Exercise description
Pick up the SPHinXsys tutorial on the sinus cavity and leaflet setup after its last sentence and continue writing it.

That gets us all the declarations we need to write a SPHinXsys-using application.
Next we import the SPH namespace,
which includes nearly all of the symbols used by SPHinXsys:
/**
* @brief Namespace cite here.
*/
using namespace SPH;
Now, we provide the parameters for geometric modeling.
/**
* @brief Basic geometry parameters.
*/
Real DL = 0.16; /**< Channel length. */
Real DH = 0.02; /**< Channel height. */
Real R = 0.02; /**< Sinus cavity radius. */
Real Leaflet_L = 0.024; /**< Leaflet length. */
Real Leaflet_T = 2.4e-3; /**< Leaflet thickness. */
Real N = 180; /**< Particle number for creating sinus cavity. */
Vec2d insert_circle_center(0.5 * DL, 0.5 * DH); /**< Location of the sinus cavity center. */
Real resolution_ref = Leaflet_T / 4.0; /**< Global reference resolution. */
Real DL_sponge = resolution_ref * 20.0; /**< Sponge region to impose inflow condition. */
Real BW = resolution_ref * 4.0; /**< Boundary width. */
Real Leaflet_base_length = BW; /**< Length of constrained leaflet. */
/** Domain bounds of the system. */
BoundingBox system_domain_bounds(Vec2d(-DL_sponge - BW, -0.5 * DH - BW),
Vec2d(DL + BW, 0.5 * DH + R + BW));
Here, particle_spacing_ref gives the reference initial particle spacing.
BW is the size (thickness) of a wall boundary, which is usually 4 times of particle spacing.
DL_sponge is used to define the sponge region for imposing inflow condition.
We give the the coordinates of lower and upper bounds of the domain
in system_domain_bounds
which will be used as the bounds for a mesh used for building cell linked lists.
We also provide parameters for physical modeling, such as material properties of the fluid.

Data lines
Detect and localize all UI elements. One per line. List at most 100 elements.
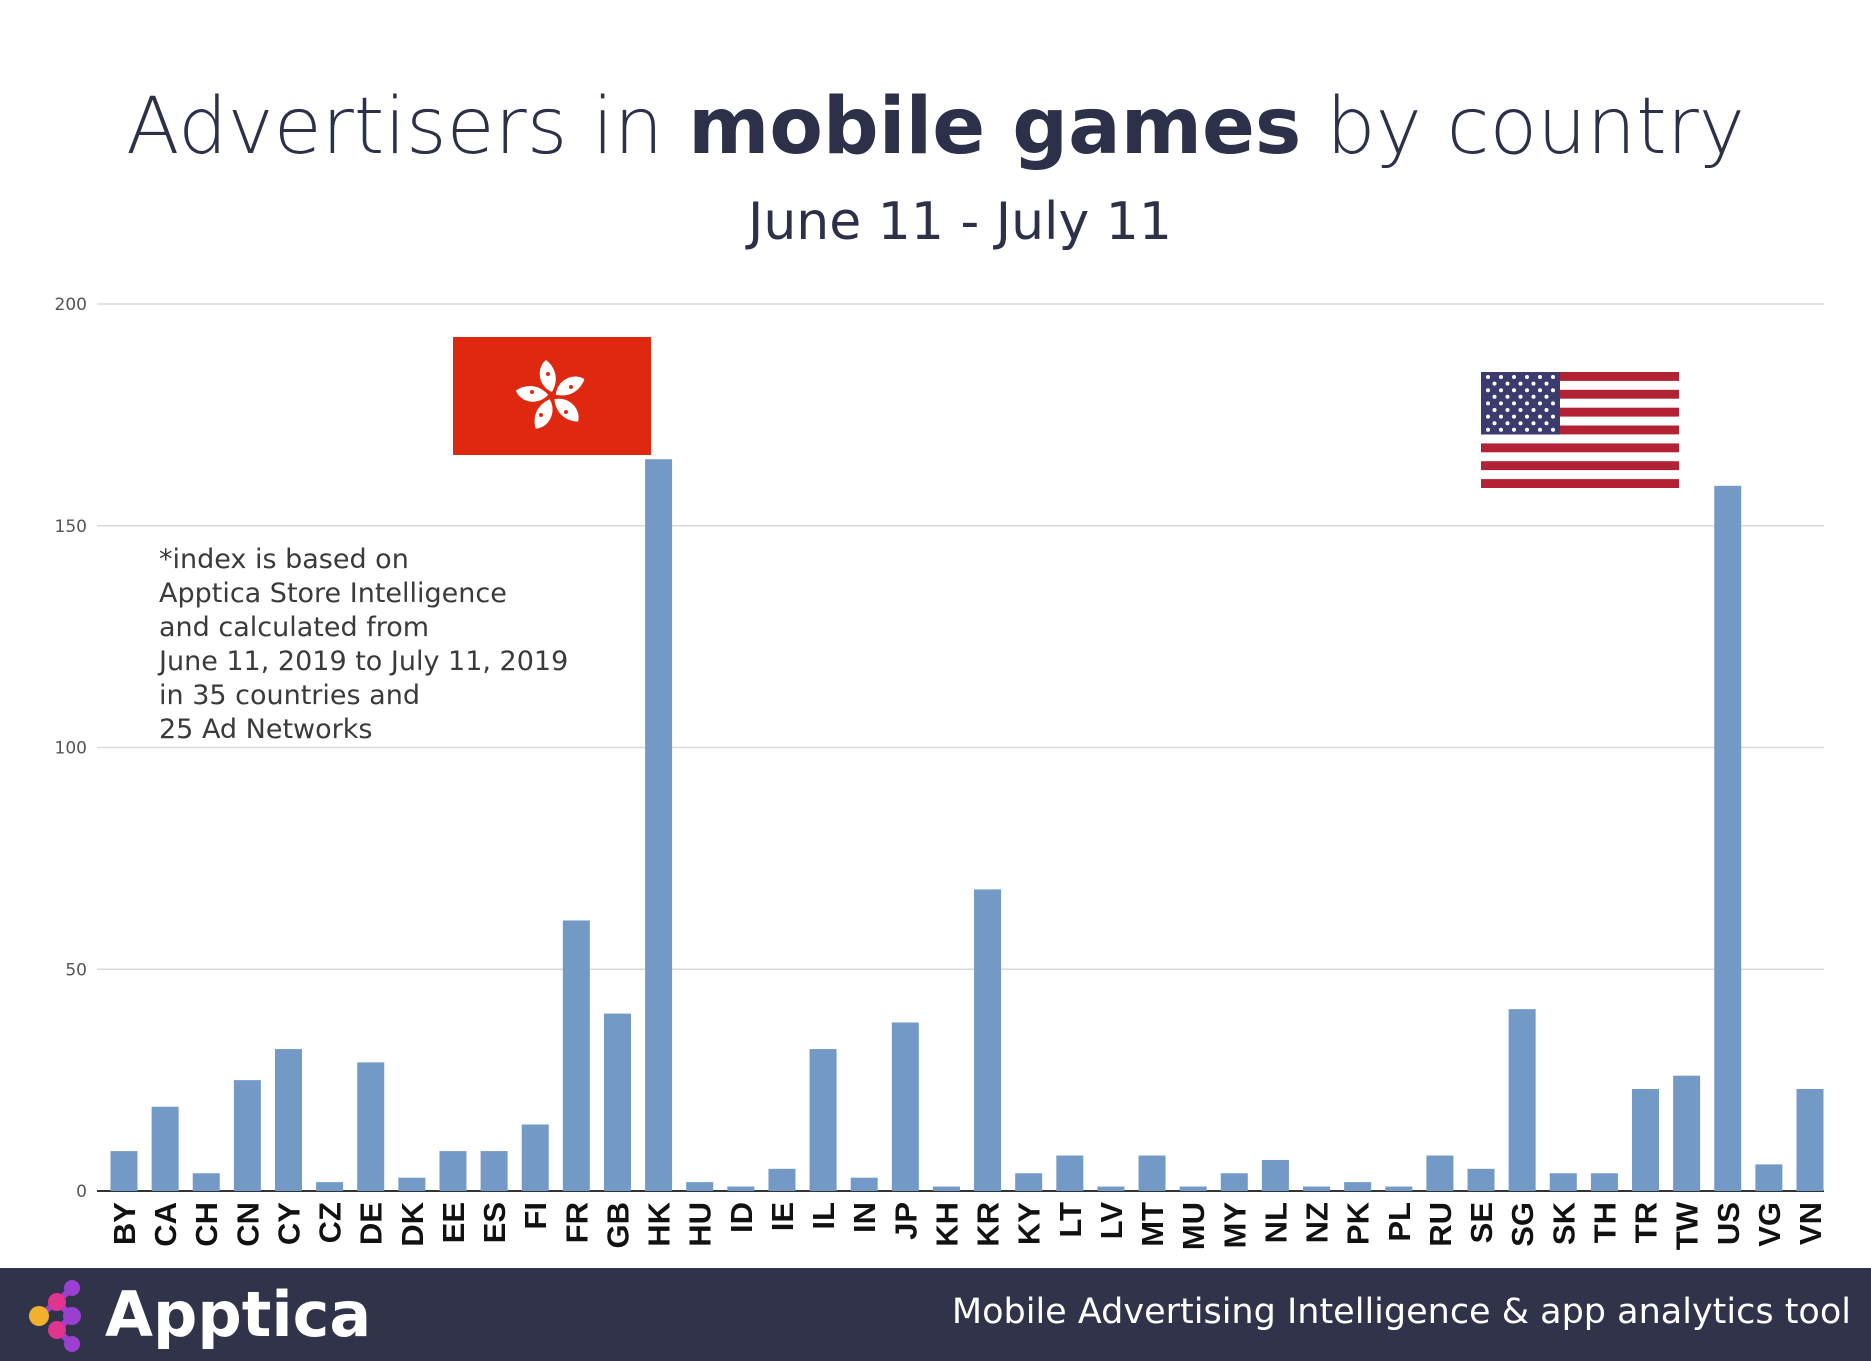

Result of this task
/**
* @brief Material properties of the fluid.
*/
Real rho0_f = 1.0e3; /**< Density. */
Real U_f = 0.13889; /**< Characteristic velocity. */
Real c_f = 10.0 * U_f; /**< Speed of sound. */
Real mu_f = 4.3e-3; /**< Dynamics viscosity. */
Real Re = rho0_f * U_f * DH / mu_f; /**< Reynolds number. */
/**
* @brief Material properties of the solid,
*/
Real rho0_s = 1.0e3; /**< Reference density.*/
Real poisson = 0.49; /**< Poisson ratio.*/
Real Youngs_modulus = 1.5e5; /**< Youngs Modulus. */
As we are using a weakly compressible model for imposing incompressibility, the maximum speed in the flow and artificial speed of sound are estimated. We also provide the material parameters of the solid.
Then, we define the realization of the SPHBody.
First, the geometric shapes,
water_block_shape, inflow_buffer_shape, outer_wall_shape and inner_wall_shape
are defined form the coordinates based on the geometric parameters.
/**
* @brief define geometry of SPH bodies
*/
/** create a water block shape */
std::vector<Vecd> createWaterBlockShape()
{
//geometry
std::vector<Vecd> water_block_shape;
water_block_shape.push_back(Vecd(-DL_sponge, -0.5 * DH));
water_block_shape.push_back(Vecd(-DL_sponge, 0.5 * DH));
for (int i = 0; i < N + 1; ++i)
{
water_block_shape.push_back(Vecd(insert_circle_center[0] - R * cos(i * Pi / N),
insert_circle_center[1] + R * sin(i * Pi / N)));
}
water_block_shape.push_back(Vecd(DL, 0.5 * DH));
water_block_shape.push_back(Vecd(DL, -0.5 * DH));
water_block_shape.push_back(Vecd(-DL_sponge, -0.5 * DH));
return water_block_shape;
}
/** create a water block buffer shape. */
MultiPolygon createInflowBufferShape()
{
std::vector<Vecd> inflow_buffer_shape;
inflow_buffer_shape.push_back(Vecd(-DL_sponge, -0.5 * DH));
inflow_buffer_shape.push_back(Vecd(-DL_sponge, 0.5 * DH));
inflow_buffer_shape.push_back(Vecd(0.0, 0.5 * DH));
inflow_buffer_shape.push_back(Vecd(0.0, -0.5 * DH));
inflow_buffer_shape.push_back(Vecd(-DL_sponge, -0.5 * DH));
MultiPolygon multi_polygon;
multi_polygon.addAPolygon(inflow_buffer_shape, ShapeBooleanOps::add);
return multi_polygon;
}
/** create outer wall shape */
std::vector<Vecd> createOuterWallShape1()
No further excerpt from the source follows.